Entries with figure data:
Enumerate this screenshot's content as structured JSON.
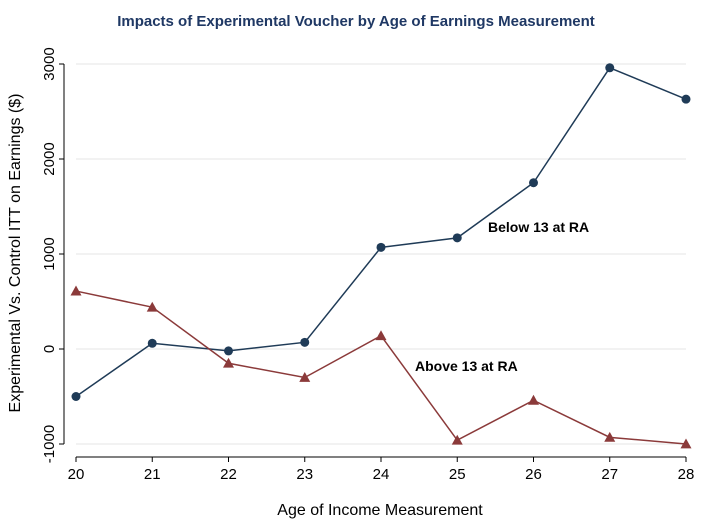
{
  "chart_data": {
    "type": "line",
    "title": "Impacts of Experimental Voucher by Age of Earnings Measurement",
    "xlabel": "Age of Income Measurement",
    "ylabel": "Experimental Vs. Control ITT on Earnings ($)",
    "x": [
      20,
      21,
      22,
      23,
      24,
      25,
      26,
      27,
      28
    ],
    "xlim": [
      20,
      28
    ],
    "ylim": [
      -1000,
      3000
    ],
    "xticks": [
      20,
      21,
      22,
      23,
      24,
      25,
      26,
      27,
      28
    ],
    "yticks": [
      -1000,
      0,
      1000,
      2000,
      3000
    ],
    "ytick_labels": [
      "-1000",
      "0",
      "1000",
      "2000",
      "3000"
    ],
    "grid": "horizontal",
    "series": [
      {
        "name": "Below 13 at RA",
        "marker": "circle",
        "color": "#1f3b57",
        "values": [
          -500,
          60,
          -20,
          70,
          1070,
          1170,
          1750,
          2960,
          2630
        ]
      },
      {
        "name": "Above 13 at RA",
        "marker": "triangle",
        "color": "#8b3a3a",
        "values": [
          610,
          440,
          -150,
          -300,
          140,
          -960,
          -540,
          -930,
          -1000
        ]
      }
    ]
  }
}
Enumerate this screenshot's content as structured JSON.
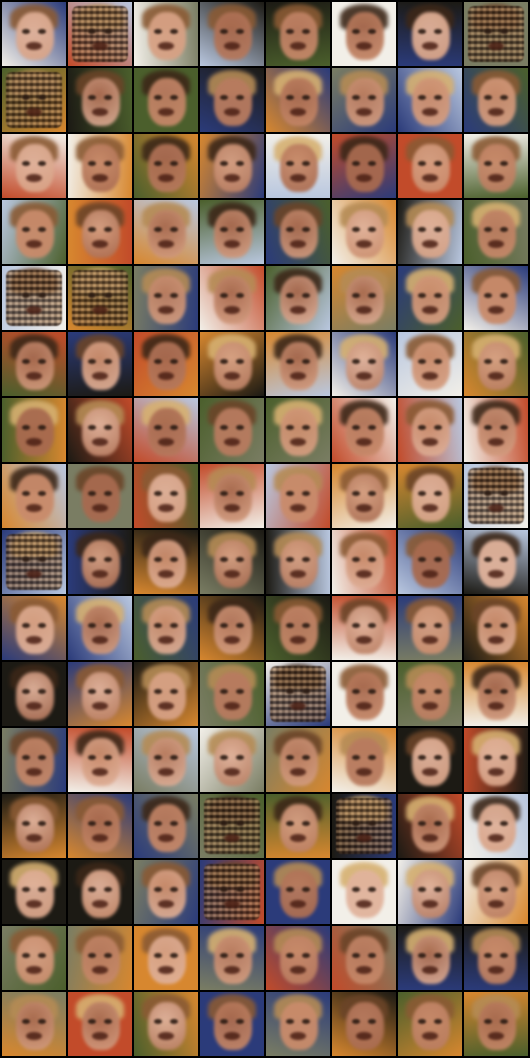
{
  "image": {
    "description_free": true,
    "grid": {
      "rows": 16,
      "cols": 8
    },
    "palette": {
      "background": "#000000",
      "skin": [
        "#c98b6b",
        "#d7a184",
        "#b87b5f",
        "#e1b39c",
        "#a86a4f"
      ],
      "hair": [
        "#6b4428",
        "#8a5a34",
        "#3c2718",
        "#b58b55",
        "#d6b071"
      ],
      "backgrounds": [
        "#f2efe8",
        "#7a7d63",
        "#1c1a14",
        "#d7872f",
        "#4b5f2c",
        "#b9c7df",
        "#2b3b7a",
        "#c24b2a"
      ]
    }
  }
}
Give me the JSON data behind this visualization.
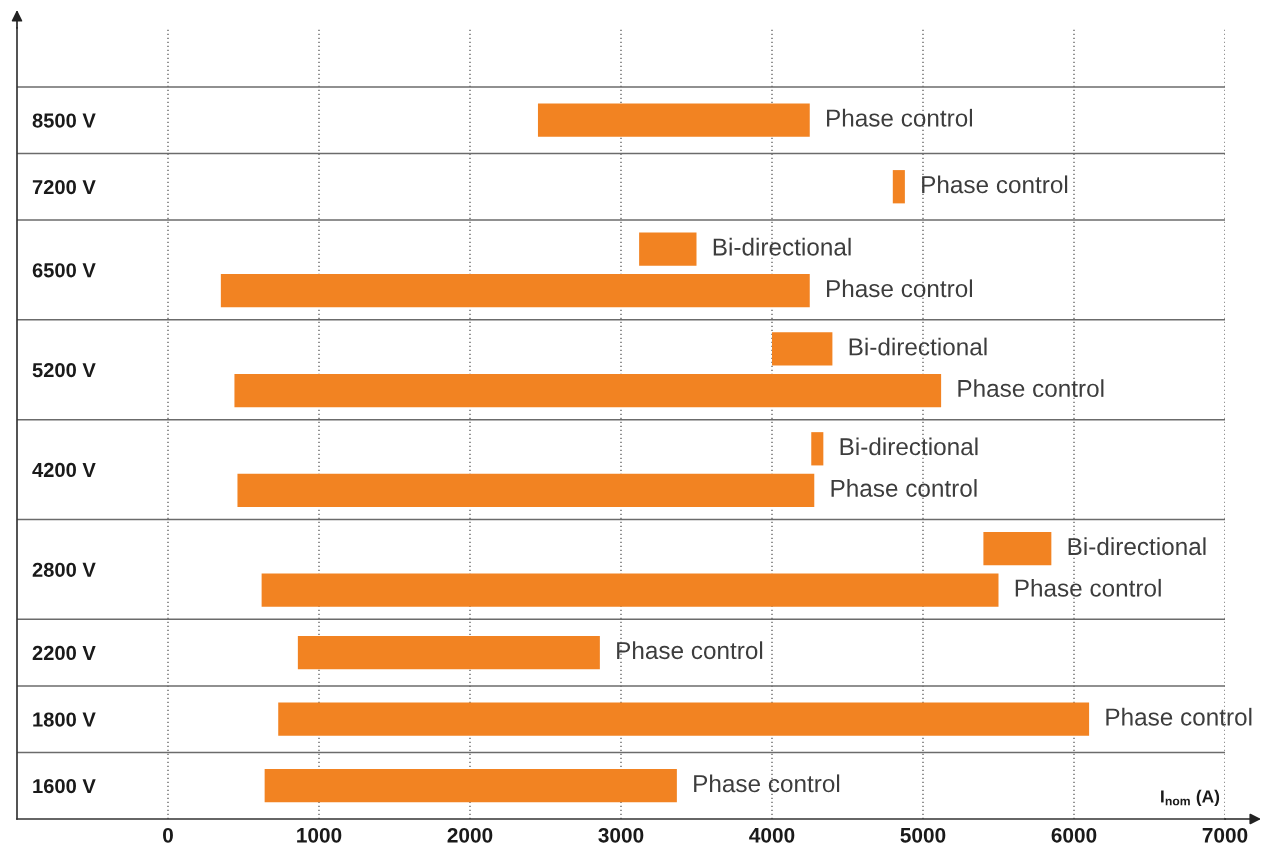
{
  "chart_data": {
    "type": "bar",
    "orientation": "horizontal",
    "xlabel": "I$_{nom}$ (A)",
    "categories": [
      "8500 V",
      "7200 V",
      "6500 V",
      "5200 V",
      "4200 V",
      "2800 V",
      "2200 V",
      "1800 V",
      "1600 V"
    ],
    "series": [
      {
        "name": "Bi-directional",
        "color": "#f28322",
        "base": [
          null,
          null,
          3120,
          4000,
          4260,
          5400,
          null,
          null,
          null
        ],
        "values": [
          null,
          null,
          380,
          400,
          80,
          450,
          null,
          null,
          null
        ]
      },
      {
        "name": "Phase control",
        "color": "#f28322",
        "base": [
          2450,
          4800,
          350,
          440,
          460,
          620,
          860,
          730,
          640
        ],
        "values": [
          1800,
          80,
          3900,
          4680,
          3820,
          4880,
          2000,
          5370,
          2730
        ]
      }
    ],
    "xlim": [
      -1000,
      7000
    ],
    "xticks": [
      0,
      1000,
      2000,
      3000,
      4000,
      5000,
      6000,
      7000
    ],
    "grid": "x",
    "legend": false
  }
}
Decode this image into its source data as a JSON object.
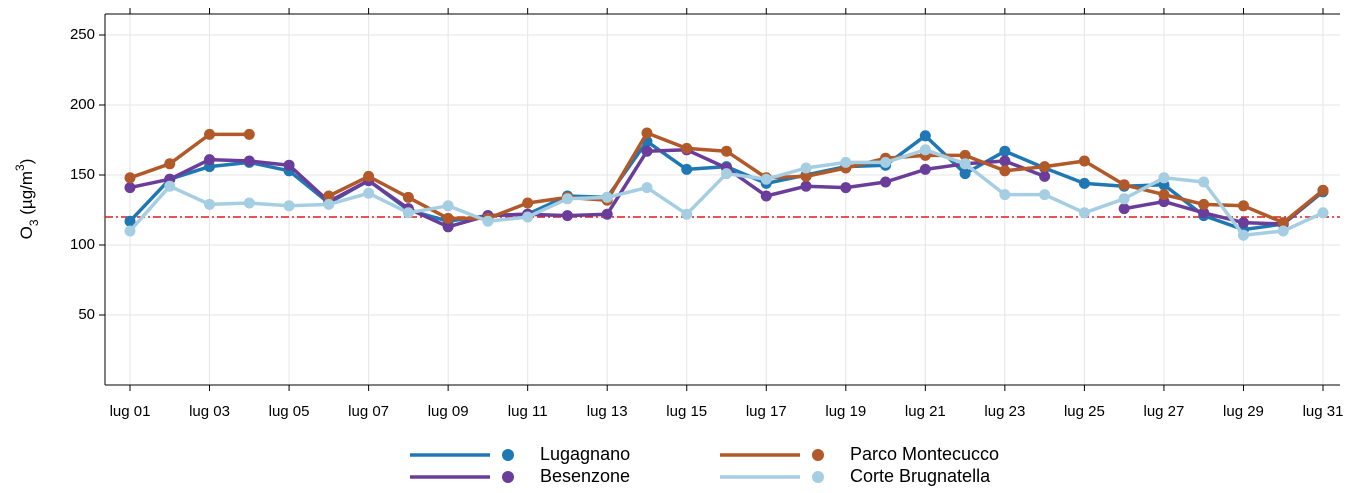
{
  "chart_data": {
    "type": "line",
    "y_label": {
      "base": "O",
      "sub": "3",
      "unit": " (µg/m",
      "sup": "3",
      "close": ")"
    },
    "categories": [
      "lug 01",
      null,
      "lug 03",
      null,
      "lug 05",
      null,
      "lug 07",
      null,
      "lug 09",
      null,
      "lug 11",
      null,
      "lug 13",
      null,
      "lug 15",
      null,
      "lug 17",
      null,
      "lug 19",
      null,
      "lug 21",
      null,
      "lug 23",
      null,
      "lug 25",
      null,
      "lug 27",
      null,
      "lug 29",
      null,
      "lug 31"
    ],
    "series": [
      {
        "name": "Lugagnano",
        "color": "#1f78b4",
        "values": [
          117,
          147,
          156,
          159,
          153,
          130,
          146,
          125,
          117,
          121,
          122,
          135,
          134,
          174,
          154,
          156,
          144,
          150,
          156,
          157,
          178,
          151,
          167,
          155,
          144,
          142,
          143,
          121,
          111,
          115,
          138
        ]
      },
      {
        "name": "Besenzone",
        "color": "#6a3d9a",
        "values": [
          141,
          147,
          161,
          160,
          157,
          131,
          146,
          126,
          113,
          121,
          122,
          121,
          122,
          167,
          168,
          155,
          135,
          142,
          141,
          145,
          154,
          158,
          160,
          149,
          null,
          126,
          131,
          123,
          116,
          115,
          139
        ]
      },
      {
        "name": "Parco Montecucco",
        "color": "#b15928",
        "values": [
          148,
          158,
          179,
          179,
          null,
          135,
          149,
          134,
          119,
          119,
          130,
          134,
          132,
          180,
          169,
          167,
          148,
          149,
          155,
          162,
          164,
          164,
          153,
          156,
          160,
          143,
          136,
          129,
          128,
          116,
          139
        ]
      },
      {
        "name": "Corte Brugnatella",
        "color": "#a6cee3",
        "values": [
          110,
          142,
          129,
          130,
          128,
          129,
          137,
          123,
          128,
          117,
          120,
          133,
          134,
          141,
          122,
          151,
          147,
          155,
          159,
          159,
          168,
          158,
          136,
          136,
          123,
          133,
          148,
          145,
          107,
          110,
          123
        ]
      }
    ],
    "threshold": 120,
    "threshold_color": "#e31a1c",
    "ylim": [
      0,
      265
    ],
    "yticks": [
      50,
      100,
      150,
      200,
      250
    ],
    "grid": true,
    "legend": "bottom"
  }
}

TASK GOAL: Write out the material above once more, exactly as it reads, with no pictures.

SOLVED EXERCISE:
Enumerate this screenshot's content as structured JSON.
{
  "chart_data": {
    "type": "line",
    "title": "Impacts of Experimental Voucher by Age of Earnings Measurement",
    "xlabel": "Age of Income Measurement",
    "ylabel": "Experimental Vs. Control ITT on Earnings ($)",
    "x": [
      20,
      21,
      22,
      23,
      24,
      25,
      26,
      27,
      28
    ],
    "xlim": [
      20,
      28
    ],
    "ylim": [
      -1000,
      3000
    ],
    "xticks": [
      20,
      21,
      22,
      23,
      24,
      25,
      26,
      27,
      28
    ],
    "yticks": [
      -1000,
      0,
      1000,
      2000,
      3000
    ],
    "ytick_labels": [
      "-1000",
      "0",
      "1000",
      "2000",
      "3000"
    ],
    "grid": "horizontal",
    "series": [
      {
        "name": "Below 13 at RA",
        "marker": "circle",
        "color": "#1f3b57",
        "values": [
          -500,
          60,
          -20,
          70,
          1070,
          1170,
          1750,
          2960,
          2630
        ]
      },
      {
        "name": "Above 13 at RA",
        "marker": "triangle",
        "color": "#8b3a3a",
        "values": [
          610,
          440,
          -150,
          -300,
          140,
          -960,
          -540,
          -930,
          -1000
        ]
      }
    ]
  }
}
Enumerate this screenshot's content as structured JSON.
{
  "image": {
    "description_free": true,
    "grid": {
      "rows": 16,
      "cols": 8
    },
    "palette": {
      "background": "#000000",
      "skin": [
        "#c98b6b",
        "#d7a184",
        "#b87b5f",
        "#e1b39c",
        "#a86a4f"
      ],
      "hair": [
        "#6b4428",
        "#8a5a34",
        "#3c2718",
        "#b58b55",
        "#d6b071"
      ],
      "backgrounds": [
        "#f2efe8",
        "#7a7d63",
        "#1c1a14",
        "#d7872f",
        "#4b5f2c",
        "#b9c7df",
        "#2b3b7a",
        "#c24b2a"
      ]
    }
  }
}
Give me the JSON data behind this visualization.
{
  "chart_data": {
    "type": "bar",
    "orientation": "horizontal",
    "xlabel": "I$_{nom}$ (A)",
    "categories": [
      "8500 V",
      "7200 V",
      "6500 V",
      "5200 V",
      "4200 V",
      "2800 V",
      "2200 V",
      "1800 V",
      "1600 V"
    ],
    "series": [
      {
        "name": "Bi-directional",
        "color": "#f28322",
        "base": [
          null,
          null,
          3120,
          4000,
          4260,
          5400,
          null,
          null,
          null
        ],
        "values": [
          null,
          null,
          380,
          400,
          80,
          450,
          null,
          null,
          null
        ]
      },
      {
        "name": "Phase control",
        "color": "#f28322",
        "base": [
          2450,
          4800,
          350,
          440,
          460,
          620,
          860,
          730,
          640
        ],
        "values": [
          1800,
          80,
          3900,
          4680,
          3820,
          4880,
          2000,
          5370,
          2730
        ]
      }
    ],
    "xlim": [
      -1000,
      7000
    ],
    "xticks": [
      0,
      1000,
      2000,
      3000,
      4000,
      5000,
      6000,
      7000
    ],
    "grid": "x",
    "legend": false
  }
}
Decode this image into its source data as a JSON object.
{
  "chart_data": {
    "type": "line",
    "y_label": {
      "base": "O",
      "sub": "3",
      "unit": " (µg/m",
      "sup": "3",
      "close": ")"
    },
    "categories": [
      "lug 01",
      null,
      "lug 03",
      null,
      "lug 05",
      null,
      "lug 07",
      null,
      "lug 09",
      null,
      "lug 11",
      null,
      "lug 13",
      null,
      "lug 15",
      null,
      "lug 17",
      null,
      "lug 19",
      null,
      "lug 21",
      null,
      "lug 23",
      null,
      "lug 25",
      null,
      "lug 27",
      null,
      "lug 29",
      null,
      "lug 31"
    ],
    "series": [
      {
        "name": "Lugagnano",
        "color": "#1f78b4",
        "values": [
          117,
          147,
          156,
          159,
          153,
          130,
          146,
          125,
          117,
          121,
          122,
          135,
          134,
          174,
          154,
          156,
          144,
          150,
          156,
          157,
          178,
          151,
          167,
          155,
          144,
          142,
          143,
          121,
          111,
          115,
          138
        ]
      },
      {
        "name": "Besenzone",
        "color": "#6a3d9a",
        "values": [
          141,
          147,
          161,
          160,
          157,
          131,
          146,
          126,
          113,
          121,
          122,
          121,
          122,
          167,
          168,
          155,
          135,
          142,
          141,
          145,
          154,
          158,
          160,
          149,
          null,
          126,
          131,
          123,
          116,
          115,
          139
        ]
      },
      {
        "name": "Parco Montecucco",
        "color": "#b15928",
        "values": [
          148,
          158,
          179,
          179,
          null,
          135,
          149,
          134,
          119,
          119,
          130,
          134,
          132,
          180,
          169,
          167,
          148,
          149,
          155,
          162,
          164,
          164,
          153,
          156,
          160,
          143,
          136,
          129,
          128,
          116,
          139
        ]
      },
      {
        "name": "Corte Brugnatella",
        "color": "#a6cee3",
        "values": [
          110,
          142,
          129,
          130,
          128,
          129,
          137,
          123,
          128,
          117,
          120,
          133,
          134,
          141,
          122,
          151,
          147,
          155,
          159,
          159,
          168,
          158,
          136,
          136,
          123,
          133,
          148,
          145,
          107,
          110,
          123
        ]
      }
    ],
    "threshold": 120,
    "threshold_color": "#e31a1c",
    "ylim": [
      0,
      265
    ],
    "yticks": [
      50,
      100,
      150,
      200,
      250
    ],
    "grid": true,
    "legend": "bottom"
  }
}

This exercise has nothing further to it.